§ INFORMATION PROVIDED

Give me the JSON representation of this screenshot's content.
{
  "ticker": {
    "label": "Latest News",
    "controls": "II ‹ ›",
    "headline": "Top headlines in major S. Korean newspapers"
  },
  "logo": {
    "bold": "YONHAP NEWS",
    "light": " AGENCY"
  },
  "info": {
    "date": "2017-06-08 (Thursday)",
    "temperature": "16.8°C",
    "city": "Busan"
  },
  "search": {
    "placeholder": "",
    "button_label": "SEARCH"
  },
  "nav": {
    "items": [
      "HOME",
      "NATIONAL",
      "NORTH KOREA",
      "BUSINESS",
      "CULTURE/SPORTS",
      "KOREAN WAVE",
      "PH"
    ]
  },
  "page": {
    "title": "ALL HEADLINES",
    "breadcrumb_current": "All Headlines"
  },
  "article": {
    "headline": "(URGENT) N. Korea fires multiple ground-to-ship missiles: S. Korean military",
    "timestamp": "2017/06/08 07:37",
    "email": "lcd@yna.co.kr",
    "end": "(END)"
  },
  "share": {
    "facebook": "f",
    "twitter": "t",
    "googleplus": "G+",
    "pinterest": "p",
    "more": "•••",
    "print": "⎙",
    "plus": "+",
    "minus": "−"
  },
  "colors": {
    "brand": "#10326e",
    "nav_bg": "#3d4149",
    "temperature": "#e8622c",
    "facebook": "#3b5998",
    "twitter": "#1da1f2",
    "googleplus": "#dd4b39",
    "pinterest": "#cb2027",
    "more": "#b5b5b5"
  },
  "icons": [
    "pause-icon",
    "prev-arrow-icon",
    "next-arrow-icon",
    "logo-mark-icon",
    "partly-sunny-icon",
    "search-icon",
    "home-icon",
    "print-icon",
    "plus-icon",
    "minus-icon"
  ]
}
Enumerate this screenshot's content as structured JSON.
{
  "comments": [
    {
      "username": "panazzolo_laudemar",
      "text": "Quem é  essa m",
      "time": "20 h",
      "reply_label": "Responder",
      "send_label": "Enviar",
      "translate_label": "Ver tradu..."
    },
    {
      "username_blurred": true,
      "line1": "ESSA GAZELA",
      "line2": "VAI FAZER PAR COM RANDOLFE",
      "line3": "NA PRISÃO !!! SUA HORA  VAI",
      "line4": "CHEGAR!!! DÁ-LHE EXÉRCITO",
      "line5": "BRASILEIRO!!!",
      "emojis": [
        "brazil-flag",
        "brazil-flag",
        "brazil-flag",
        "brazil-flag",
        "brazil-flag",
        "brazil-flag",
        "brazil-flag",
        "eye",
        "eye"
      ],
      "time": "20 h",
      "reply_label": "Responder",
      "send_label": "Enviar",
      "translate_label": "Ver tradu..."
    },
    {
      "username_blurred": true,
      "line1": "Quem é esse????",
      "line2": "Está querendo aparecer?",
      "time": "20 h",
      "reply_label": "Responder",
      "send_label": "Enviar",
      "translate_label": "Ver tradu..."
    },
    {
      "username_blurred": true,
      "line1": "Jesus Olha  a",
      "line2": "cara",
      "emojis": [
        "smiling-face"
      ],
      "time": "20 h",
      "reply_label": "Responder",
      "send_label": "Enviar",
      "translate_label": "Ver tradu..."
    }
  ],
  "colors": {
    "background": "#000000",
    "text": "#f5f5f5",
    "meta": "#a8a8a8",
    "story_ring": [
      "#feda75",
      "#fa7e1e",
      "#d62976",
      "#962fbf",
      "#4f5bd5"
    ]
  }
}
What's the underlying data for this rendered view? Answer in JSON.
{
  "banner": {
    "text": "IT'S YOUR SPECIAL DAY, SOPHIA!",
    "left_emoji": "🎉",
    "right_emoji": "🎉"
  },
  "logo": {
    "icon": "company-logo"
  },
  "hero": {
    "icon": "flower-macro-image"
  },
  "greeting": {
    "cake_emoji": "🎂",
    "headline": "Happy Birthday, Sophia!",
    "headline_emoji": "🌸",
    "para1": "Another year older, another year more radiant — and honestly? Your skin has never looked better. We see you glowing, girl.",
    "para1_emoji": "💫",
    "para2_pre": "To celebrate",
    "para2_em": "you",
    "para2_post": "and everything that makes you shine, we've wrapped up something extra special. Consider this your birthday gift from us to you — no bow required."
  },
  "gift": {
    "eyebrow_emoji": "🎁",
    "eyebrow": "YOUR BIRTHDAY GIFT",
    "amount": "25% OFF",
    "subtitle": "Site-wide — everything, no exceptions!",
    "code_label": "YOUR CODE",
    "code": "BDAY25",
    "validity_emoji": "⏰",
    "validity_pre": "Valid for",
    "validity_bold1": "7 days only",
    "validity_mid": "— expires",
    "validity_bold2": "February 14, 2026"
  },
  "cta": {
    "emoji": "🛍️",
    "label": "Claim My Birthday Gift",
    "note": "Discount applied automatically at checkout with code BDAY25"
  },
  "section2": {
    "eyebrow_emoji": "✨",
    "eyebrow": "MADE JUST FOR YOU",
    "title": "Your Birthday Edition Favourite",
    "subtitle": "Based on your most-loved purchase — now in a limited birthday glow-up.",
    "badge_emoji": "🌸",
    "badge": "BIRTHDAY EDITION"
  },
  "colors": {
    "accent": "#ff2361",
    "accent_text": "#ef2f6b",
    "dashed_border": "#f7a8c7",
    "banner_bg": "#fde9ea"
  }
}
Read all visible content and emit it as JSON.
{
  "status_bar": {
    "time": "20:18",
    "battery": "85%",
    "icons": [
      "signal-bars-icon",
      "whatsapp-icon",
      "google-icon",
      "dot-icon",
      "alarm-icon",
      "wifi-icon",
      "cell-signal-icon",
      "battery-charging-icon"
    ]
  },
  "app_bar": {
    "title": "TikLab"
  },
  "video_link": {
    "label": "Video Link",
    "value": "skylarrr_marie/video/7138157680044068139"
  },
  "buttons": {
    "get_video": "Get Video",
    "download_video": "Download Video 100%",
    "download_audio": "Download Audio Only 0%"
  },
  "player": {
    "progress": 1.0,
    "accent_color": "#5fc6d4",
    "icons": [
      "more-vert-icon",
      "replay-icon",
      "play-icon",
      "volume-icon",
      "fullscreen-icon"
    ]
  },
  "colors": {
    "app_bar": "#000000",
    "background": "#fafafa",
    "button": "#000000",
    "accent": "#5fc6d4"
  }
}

§ TASK STATEMENT
Write out the entries above once more, without altering anything.

§ THE ANSWER
Give me the JSON representation of this screenshot's content.
{
  "ticker": {
    "label": "Latest News",
    "controls": "II ‹ ›",
    "headline": "Top headlines in major S. Korean newspapers"
  },
  "logo": {
    "bold": "YONHAP NEWS",
    "light": " AGENCY"
  },
  "info": {
    "date": "2017-06-08 (Thursday)",
    "temperature": "16.8°C",
    "city": "Busan"
  },
  "search": {
    "placeholder": "",
    "button_label": "SEARCH"
  },
  "nav": {
    "items": [
      "HOME",
      "NATIONAL",
      "NORTH KOREA",
      "BUSINESS",
      "CULTURE/SPORTS",
      "KOREAN WAVE",
      "PH"
    ]
  },
  "page": {
    "title": "ALL HEADLINES",
    "breadcrumb_current": "All Headlines"
  },
  "article": {
    "headline": "(URGENT) N. Korea fires multiple ground-to-ship missiles: S. Korean military",
    "timestamp": "2017/06/08 07:37",
    "email": "lcd@yna.co.kr",
    "end": "(END)"
  },
  "share": {
    "facebook": "f",
    "twitter": "t",
    "googleplus": "G+",
    "pinterest": "p",
    "more": "•••",
    "print": "⎙",
    "plus": "+",
    "minus": "−"
  },
  "colors": {
    "brand": "#10326e",
    "nav_bg": "#3d4149",
    "temperature": "#e8622c",
    "facebook": "#3b5998",
    "twitter": "#1da1f2",
    "googleplus": "#dd4b39",
    "pinterest": "#cb2027",
    "more": "#b5b5b5"
  },
  "icons": [
    "pause-icon",
    "prev-arrow-icon",
    "next-arrow-icon",
    "logo-mark-icon",
    "partly-sunny-icon",
    "search-icon",
    "home-icon",
    "print-icon",
    "plus-icon",
    "minus-icon"
  ]
}
Enumerate this screenshot's content as structured JSON.
{
  "comments": [
    {
      "username": "panazzolo_laudemar",
      "text": "Quem é  essa m",
      "time": "20 h",
      "reply_label": "Responder",
      "send_label": "Enviar",
      "translate_label": "Ver tradu..."
    },
    {
      "username_blurred": true,
      "line1": "ESSA GAZELA",
      "line2": "VAI FAZER PAR COM RANDOLFE",
      "line3": "NA PRISÃO !!! SUA HORA  VAI",
      "line4": "CHEGAR!!! DÁ-LHE EXÉRCITO",
      "line5": "BRASILEIRO!!!",
      "emojis": [
        "brazil-flag",
        "brazil-flag",
        "brazil-flag",
        "brazil-flag",
        "brazil-flag",
        "brazil-flag",
        "brazil-flag",
        "eye",
        "eye"
      ],
      "time": "20 h",
      "reply_label": "Responder",
      "send_label": "Enviar",
      "translate_label": "Ver tradu..."
    },
    {
      "username_blurred": true,
      "line1": "Quem é esse????",
      "line2": "Está querendo aparecer?",
      "time": "20 h",
      "reply_label": "Responder",
      "send_label": "Enviar",
      "translate_label": "Ver tradu..."
    },
    {
      "username_blurred": true,
      "line1": "Jesus Olha  a",
      "line2": "cara",
      "emojis": [
        "smiling-face"
      ],
      "time": "20 h",
      "reply_label": "Responder",
      "send_label": "Enviar",
      "translate_label": "Ver tradu..."
    }
  ],
  "colors": {
    "background": "#000000",
    "text": "#f5f5f5",
    "meta": "#a8a8a8",
    "story_ring": [
      "#feda75",
      "#fa7e1e",
      "#d62976",
      "#962fbf",
      "#4f5bd5"
    ]
  }
}
What's the underlying data for this rendered view? Answer in JSON.
{
  "banner": {
    "text": "IT'S YOUR SPECIAL DAY, SOPHIA!",
    "left_emoji": "🎉",
    "right_emoji": "🎉"
  },
  "logo": {
    "icon": "company-logo"
  },
  "hero": {
    "icon": "flower-macro-image"
  },
  "greeting": {
    "cake_emoji": "🎂",
    "headline": "Happy Birthday, Sophia!",
    "headline_emoji": "🌸",
    "para1": "Another year older, another year more radiant — and honestly? Your skin has never looked better. We see you glowing, girl.",
    "para1_emoji": "💫",
    "para2_pre": "To celebrate",
    "para2_em": "you",
    "para2_post": "and everything that makes you shine, we've wrapped up something extra special. Consider this your birthday gift from us to you — no bow required."
  },
  "gift": {
    "eyebrow_emoji": "🎁",
    "eyebrow": "YOUR BIRTHDAY GIFT",
    "amount": "25% OFF",
    "subtitle": "Site-wide — everything, no exceptions!",
    "code_label": "YOUR CODE",
    "code": "BDAY25",
    "validity_emoji": "⏰",
    "validity_pre": "Valid for",
    "validity_bold1": "7 days only",
    "validity_mid": "— expires",
    "validity_bold2": "February 14, 2026"
  },
  "cta": {
    "emoji": "🛍️",
    "label": "Claim My Birthday Gift",
    "note": "Discount applied automatically at checkout with code BDAY25"
  },
  "section2": {
    "eyebrow_emoji": "✨",
    "eyebrow": "MADE JUST FOR YOU",
    "title": "Your Birthday Edition Favourite",
    "subtitle": "Based on your most-loved purchase — now in a limited birthday glow-up.",
    "badge_emoji": "🌸",
    "badge": "BIRTHDAY EDITION"
  },
  "colors": {
    "accent": "#ff2361",
    "accent_text": "#ef2f6b",
    "dashed_border": "#f7a8c7",
    "banner_bg": "#fde9ea"
  }
}
Read all visible content and emit it as JSON.
{
  "status_bar": {
    "time": "20:18",
    "battery": "85%",
    "icons": [
      "signal-bars-icon",
      "whatsapp-icon",
      "google-icon",
      "dot-icon",
      "alarm-icon",
      "wifi-icon",
      "cell-signal-icon",
      "battery-charging-icon"
    ]
  },
  "app_bar": {
    "title": "TikLab"
  },
  "video_link": {
    "label": "Video Link",
    "value": "skylarrr_marie/video/7138157680044068139"
  },
  "buttons": {
    "get_video": "Get Video",
    "download_video": "Download Video 100%",
    "download_audio": "Download Audio Only 0%"
  },
  "player": {
    "progress": 1.0,
    "accent_color": "#5fc6d4",
    "icons": [
      "more-vert-icon",
      "replay-icon",
      "play-icon",
      "volume-icon",
      "fullscreen-icon"
    ]
  },
  "colors": {
    "app_bar": "#000000",
    "background": "#fafafa",
    "button": "#000000",
    "accent": "#5fc6d4"
  }
}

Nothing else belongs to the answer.